#### [RECORD EXTRACTS]

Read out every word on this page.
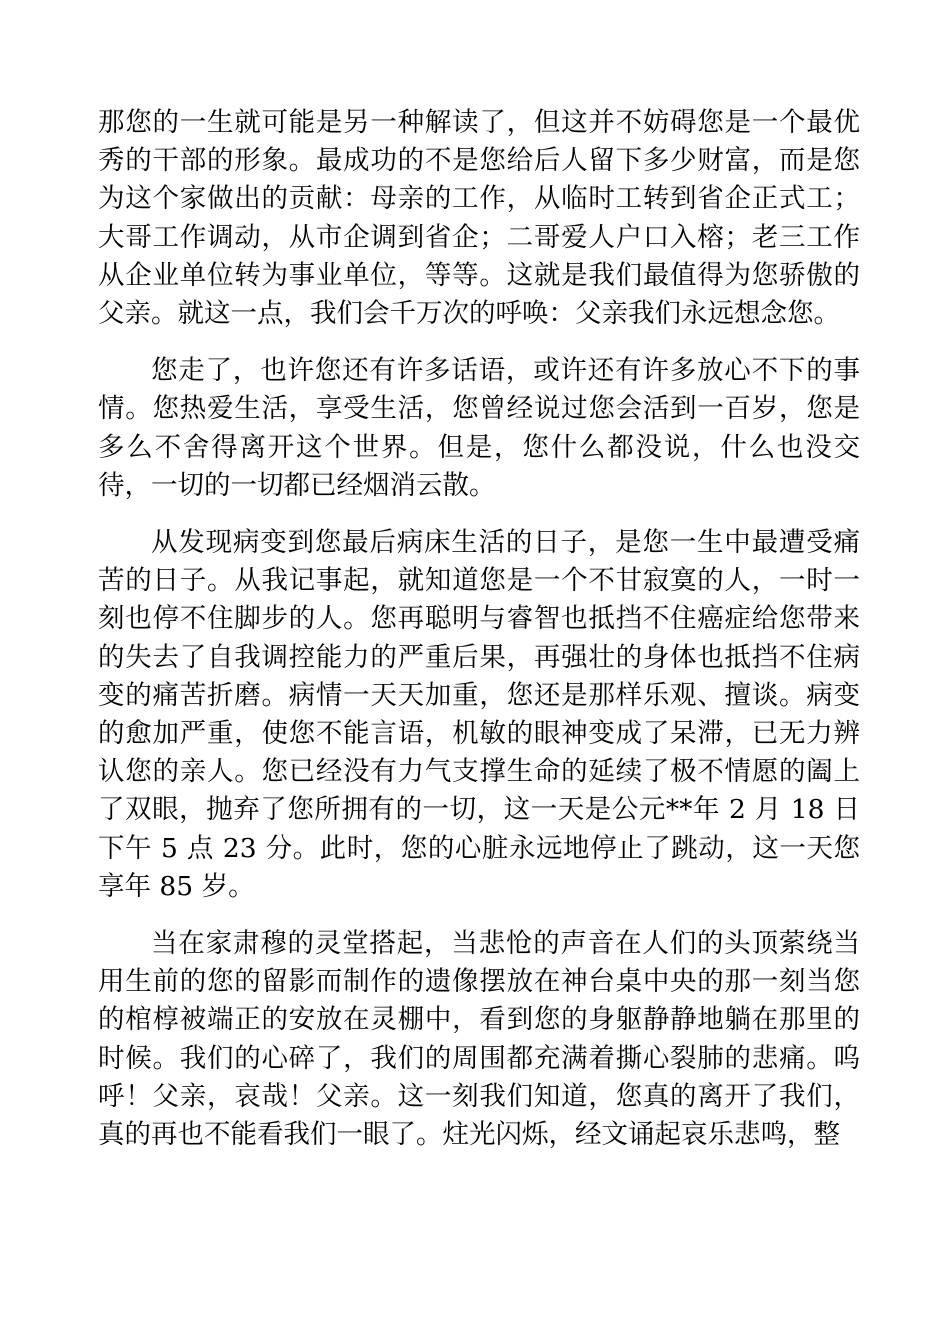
那您的一生就可能是另一种解读了，但这并不妨碍您是一个最优秀的干部的形象。最成功的不是您给后人留下多少财富，而是您为这个家做出的贡献：母亲的工作，从临时工转到省企正式工；大哥工作调动，从市企调到省企；二哥爱人户口入榕；老三工作从企业单位转为事业单位，等等。这就是我们最值得为您骄傲的父亲。就这一点，我们会千万次的呼唤：父亲我们永远想念您。

您走了，也许您还有许多话语，或许还有许多放心不下的事情。您热爱生活，享受生活，您曾经说过您会活到一百岁，您是多么不舍得离开这个世界。但是，您什么都没说，什么也没交待，一切的一切都已经烟消云散。

从发现病变到您最后病床生活的日子，是您一生中最遭受痛苦的日子。从我记事起，就知道您是一个不甘寂寞的人，一时一刻也停不住脚步的人。您再聪明与睿智也抵挡不住癌症给您带来的失去了自我调控能力的严重后果，再强壮的身体也抵挡不住病变的痛苦折磨。病情一天天加重，您还是那样乐观、擅谈。病变的愈加严重，使您不能言语，机敏的眼神变成了呆滞，已无力辨认您的亲人。您已经没有力气支撑生命的延续了极不情愿的阖上了双眼，抛弃了您所拥有的一切，这一天是公元**年 2 月 18 日下午 5 点 23 分。此时，您的心脏永远地停止了跳动，这一天您享年 85 岁。

当在家肃穆的灵堂搭起，当悲怆的声音在人们的头顶萦绕当用生前的您的留影而制作的遗像摆放在神台桌中央的那一刻当您的棺椁被端正的安放在灵棚中，看到您的身躯静静地躺在那里的时候。我们的心碎了，我们的周围都充满着撕心裂肺的悲痛。呜呼！父亲，哀哉！父亲。这一刻我们知道，您真的离开了我们，真的再也不能看我们一眼了。炷光闪烁，经文诵起哀乐悲鸣，整
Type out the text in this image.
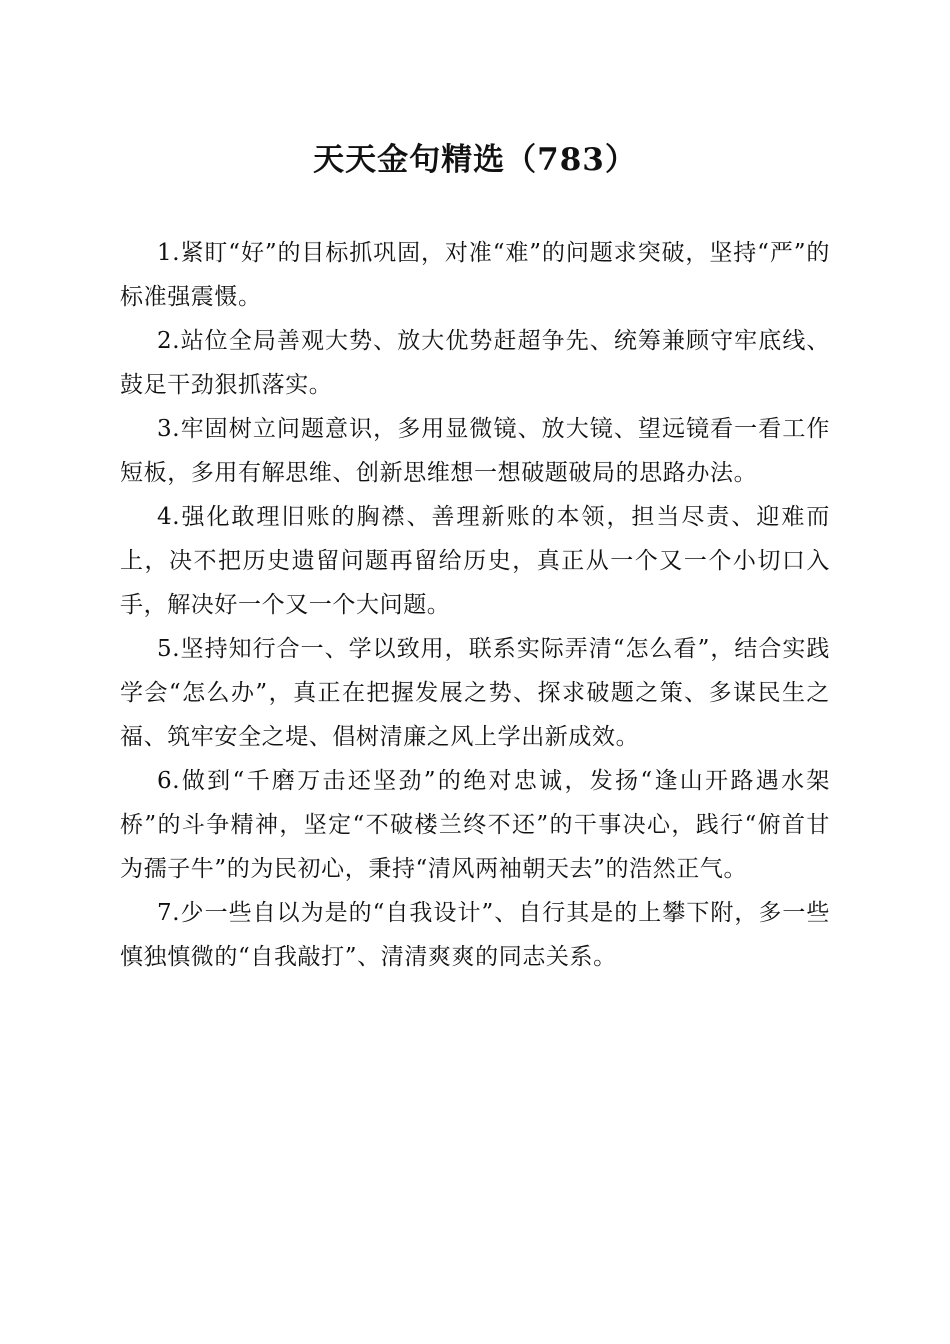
天天金句精选（783）

1.紧盯“好”的目标抓巩固，对准“难”的问题求突破，坚持“严”的标准强震慑。

2.站位全局善观大势、放大优势赶超争先、统筹兼顾守牢底线、鼓足干劲狠抓落实。

3.牢固树立问题意识，多用显微镜、放大镜、望远镜看一看工作短板，多用有解思维、创新思维想一想破题破局的思路办法。

4.强化敢理旧账的胸襟、善理新账的本领，担当尽责、迎难而上，决不把历史遗留问题再留给历史，真正从一个又一个小切口入手，解决好一个又一个大问题。

5.坚持知行合一、学以致用，联系实际弄清“怎么看”，结合实践学会“怎么办”，真正在把握发展之势、探求破题之策、多谋民生之福、筑牢安全之堤、倡树清廉之风上学出新成效。

6.做到“千磨万击还坚劲”的绝对忠诚，发扬“逢山开路遇水架桥”的斗争精神，坚定“不破楼兰终不还”的干事决心，践行“俯首甘为孺子牛”的为民初心，秉持“清风两袖朝天去”的浩然正气。

7.少一些自以为是的“自我设计”、自行其是的上攀下附，多一些慎独慎微的“自我敲打”、清清爽爽的同志关系。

#### [PROBLEM STATEMENT]
Search the records above for the string "this". Copy every line that contains it.

#### [RESPONSE TO THE TASK]
Read out every word on this page.
Type out the text in this image.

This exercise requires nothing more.